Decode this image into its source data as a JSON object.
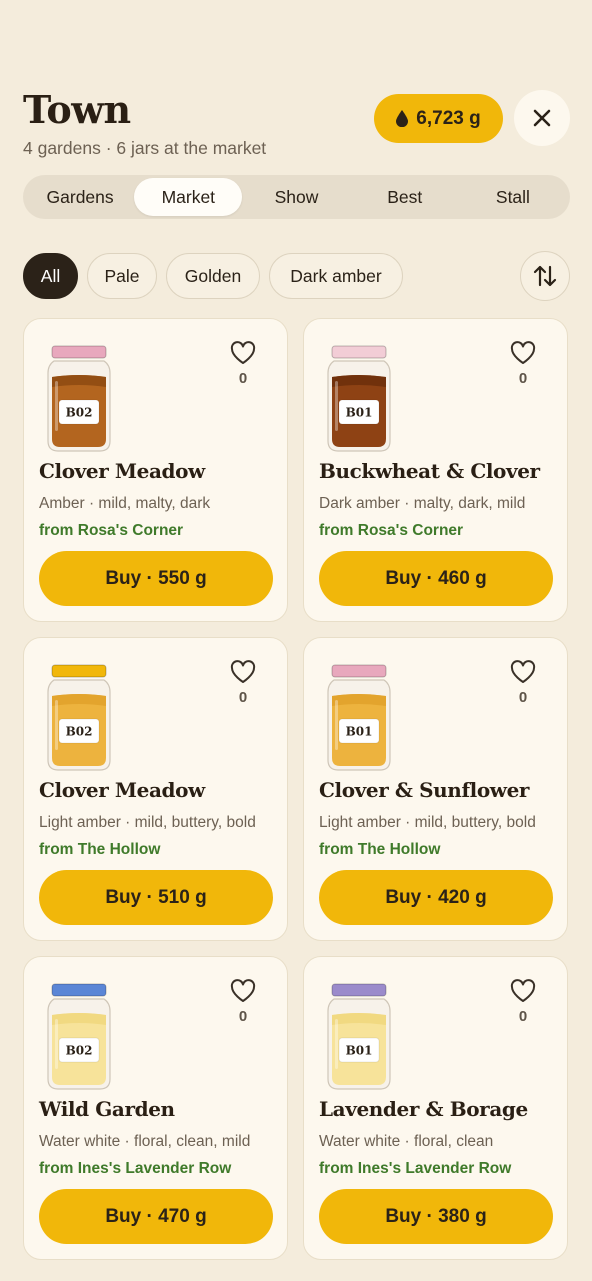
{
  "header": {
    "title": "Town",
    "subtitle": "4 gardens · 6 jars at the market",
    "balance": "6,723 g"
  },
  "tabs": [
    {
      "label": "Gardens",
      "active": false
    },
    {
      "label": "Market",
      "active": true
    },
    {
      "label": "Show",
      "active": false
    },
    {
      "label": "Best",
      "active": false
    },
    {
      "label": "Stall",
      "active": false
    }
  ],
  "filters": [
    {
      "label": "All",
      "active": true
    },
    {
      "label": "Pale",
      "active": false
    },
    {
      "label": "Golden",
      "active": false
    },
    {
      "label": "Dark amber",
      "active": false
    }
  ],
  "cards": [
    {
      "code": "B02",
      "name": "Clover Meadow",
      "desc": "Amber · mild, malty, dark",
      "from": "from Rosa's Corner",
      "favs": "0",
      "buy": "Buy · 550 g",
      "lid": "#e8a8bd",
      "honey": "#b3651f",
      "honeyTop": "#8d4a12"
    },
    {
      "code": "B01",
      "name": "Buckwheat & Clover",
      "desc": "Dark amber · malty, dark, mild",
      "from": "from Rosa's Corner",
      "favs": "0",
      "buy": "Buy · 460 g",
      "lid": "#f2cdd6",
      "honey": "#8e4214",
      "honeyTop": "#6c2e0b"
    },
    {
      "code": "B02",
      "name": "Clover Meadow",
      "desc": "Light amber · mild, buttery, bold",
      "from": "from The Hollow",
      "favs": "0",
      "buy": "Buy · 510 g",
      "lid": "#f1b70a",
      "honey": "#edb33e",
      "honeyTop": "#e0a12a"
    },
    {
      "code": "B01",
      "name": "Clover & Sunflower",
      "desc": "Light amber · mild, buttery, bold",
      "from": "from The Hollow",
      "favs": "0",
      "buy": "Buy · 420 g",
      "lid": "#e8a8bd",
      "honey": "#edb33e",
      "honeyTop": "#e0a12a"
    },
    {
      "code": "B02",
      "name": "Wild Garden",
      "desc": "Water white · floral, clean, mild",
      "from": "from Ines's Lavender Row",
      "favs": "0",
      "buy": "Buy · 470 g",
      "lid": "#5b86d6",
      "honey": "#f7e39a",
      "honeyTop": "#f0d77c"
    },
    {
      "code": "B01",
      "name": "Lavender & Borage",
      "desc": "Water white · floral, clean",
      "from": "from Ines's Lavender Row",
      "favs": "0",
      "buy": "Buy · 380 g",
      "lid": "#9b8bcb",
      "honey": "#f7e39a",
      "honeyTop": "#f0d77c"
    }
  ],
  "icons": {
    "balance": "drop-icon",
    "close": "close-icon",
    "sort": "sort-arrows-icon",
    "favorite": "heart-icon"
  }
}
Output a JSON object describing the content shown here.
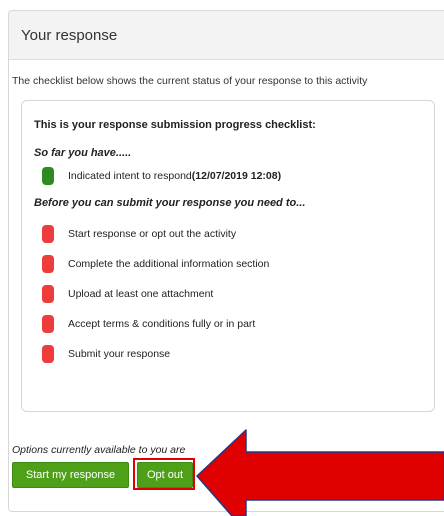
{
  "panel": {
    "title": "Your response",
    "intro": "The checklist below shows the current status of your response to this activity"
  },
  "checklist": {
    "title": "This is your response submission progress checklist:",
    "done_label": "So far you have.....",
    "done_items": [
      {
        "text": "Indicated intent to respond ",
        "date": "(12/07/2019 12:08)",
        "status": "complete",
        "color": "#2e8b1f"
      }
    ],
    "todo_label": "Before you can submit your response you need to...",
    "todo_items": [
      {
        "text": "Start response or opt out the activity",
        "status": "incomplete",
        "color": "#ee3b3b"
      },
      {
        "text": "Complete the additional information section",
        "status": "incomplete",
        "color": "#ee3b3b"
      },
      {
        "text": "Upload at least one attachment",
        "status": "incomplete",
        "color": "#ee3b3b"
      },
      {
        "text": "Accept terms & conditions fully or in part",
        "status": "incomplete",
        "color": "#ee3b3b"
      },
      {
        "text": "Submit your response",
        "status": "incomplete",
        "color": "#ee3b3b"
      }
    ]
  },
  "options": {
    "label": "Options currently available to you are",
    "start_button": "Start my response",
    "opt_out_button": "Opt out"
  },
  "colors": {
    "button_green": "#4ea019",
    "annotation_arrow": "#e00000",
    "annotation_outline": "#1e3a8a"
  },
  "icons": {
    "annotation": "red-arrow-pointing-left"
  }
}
# # # # # # #
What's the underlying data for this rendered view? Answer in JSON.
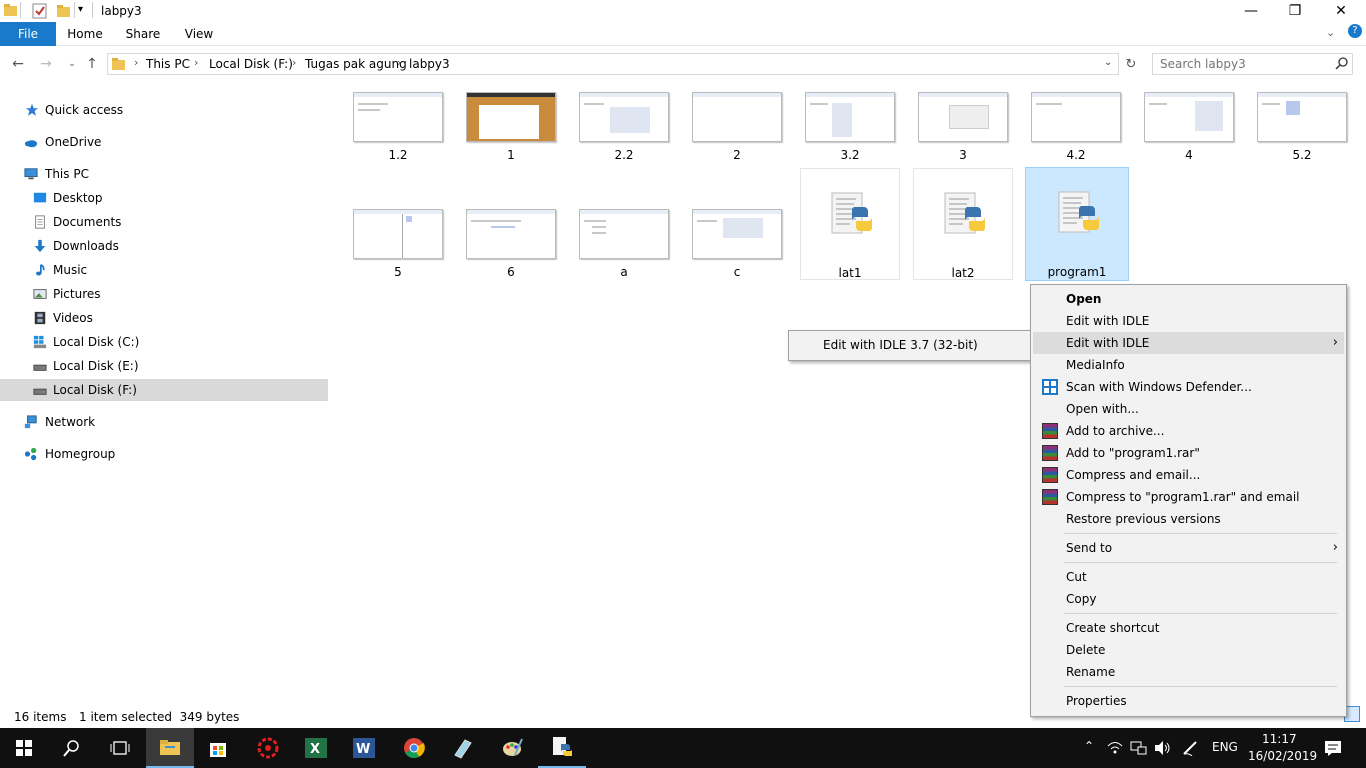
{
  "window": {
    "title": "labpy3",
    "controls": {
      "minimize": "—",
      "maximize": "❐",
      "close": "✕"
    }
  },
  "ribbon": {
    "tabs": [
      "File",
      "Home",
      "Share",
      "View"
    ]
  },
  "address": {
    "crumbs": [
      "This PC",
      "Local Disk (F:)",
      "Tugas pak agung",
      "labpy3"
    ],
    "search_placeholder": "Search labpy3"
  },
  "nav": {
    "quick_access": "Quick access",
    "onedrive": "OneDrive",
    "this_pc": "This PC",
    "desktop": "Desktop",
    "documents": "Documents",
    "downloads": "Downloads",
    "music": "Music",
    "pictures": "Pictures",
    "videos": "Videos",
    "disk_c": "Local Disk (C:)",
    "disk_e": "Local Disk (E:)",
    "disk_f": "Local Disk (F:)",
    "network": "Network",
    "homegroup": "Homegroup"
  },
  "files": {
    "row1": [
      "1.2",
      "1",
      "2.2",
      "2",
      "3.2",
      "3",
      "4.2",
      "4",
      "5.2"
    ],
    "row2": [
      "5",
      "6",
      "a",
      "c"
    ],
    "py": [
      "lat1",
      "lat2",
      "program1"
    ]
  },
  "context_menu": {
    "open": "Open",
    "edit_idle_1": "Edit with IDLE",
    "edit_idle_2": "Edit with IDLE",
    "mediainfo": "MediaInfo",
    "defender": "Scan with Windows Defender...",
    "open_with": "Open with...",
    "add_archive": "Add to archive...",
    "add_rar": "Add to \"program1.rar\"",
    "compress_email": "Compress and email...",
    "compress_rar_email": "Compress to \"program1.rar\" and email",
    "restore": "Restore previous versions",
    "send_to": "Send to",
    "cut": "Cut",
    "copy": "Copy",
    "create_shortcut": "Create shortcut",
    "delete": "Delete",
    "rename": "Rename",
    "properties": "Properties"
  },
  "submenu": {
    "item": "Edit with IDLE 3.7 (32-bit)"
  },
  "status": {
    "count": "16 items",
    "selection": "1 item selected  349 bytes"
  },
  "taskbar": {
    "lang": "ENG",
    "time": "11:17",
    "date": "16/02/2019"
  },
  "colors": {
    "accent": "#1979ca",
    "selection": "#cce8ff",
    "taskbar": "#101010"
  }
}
# # # # # # #
Supply the count of lines in the entries that contain the word "white", and nothing besides.

2